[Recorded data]

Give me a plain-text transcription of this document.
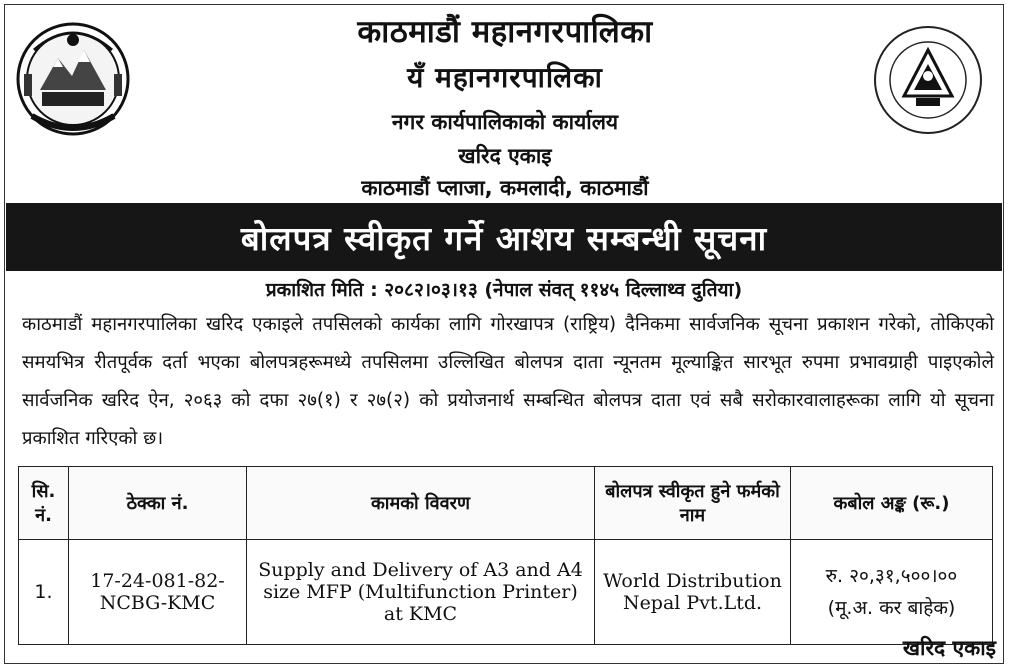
काठमाडौं महानगरपालिका
यँ महानगरपालिका
नगर कार्यपालिकाको कार्यालय
खरिद एकाइ
काठमाडौं प्लाजा, कमलादी, काठमाडौं
बोलपत्र स्वीकृत गर्ने आशय सम्बन्धी सूचना
प्रकाशित मिति : २०८२।०३।१३ (नेपाल संवत् ११४५ दिल्लाथ्व दुतिया)
काठमाडौं महानगरपालिका खरिद एकाइले तपसिलको कार्यका लागि गोरखापत्र (राष्ट्रिय) दैनिकमा सार्वजनिक सूचना प्रकाशन गरेको, तोकिएको समयभित्र रीतपूर्वक दर्ता भएका बोलपत्रहरूमध्ये तपसिलमा उल्लिखित बोलपत्र दाता न्यूनतम मूल्याङ्कित सारभूत रुपमा प्रभावग्राही पाइएकोले सार्वजनिक खरिद ऐन, २०६३ को दफा २७(१) र २७(२) को प्रयोजनार्थ सम्बन्धित बोलपत्र दाता एवं सबै सरोकारवालाहरूका लागि यो सूचना प्रकाशित गरिएको छ।
सि. नं.	ठेक्का नं.	कामको विवरण	बोलपत्र स्वीकृत हुने फर्मको नाम	कबोल अङ्क (रू.)
1.	17-24-081-82-NCBG-KMC	Supply and Delivery of A3 and A4 size MFP (Multifunction Printer) at KMC	World Distribution Nepal Pvt.Ltd.	रु. २०,३१,५००।००
(मू.अ. कर बाहेक)
खरिद एकाइ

_To be done_
Count each line of the data where the word "नगरप" appears, then reply with the total only.

_Result below_
3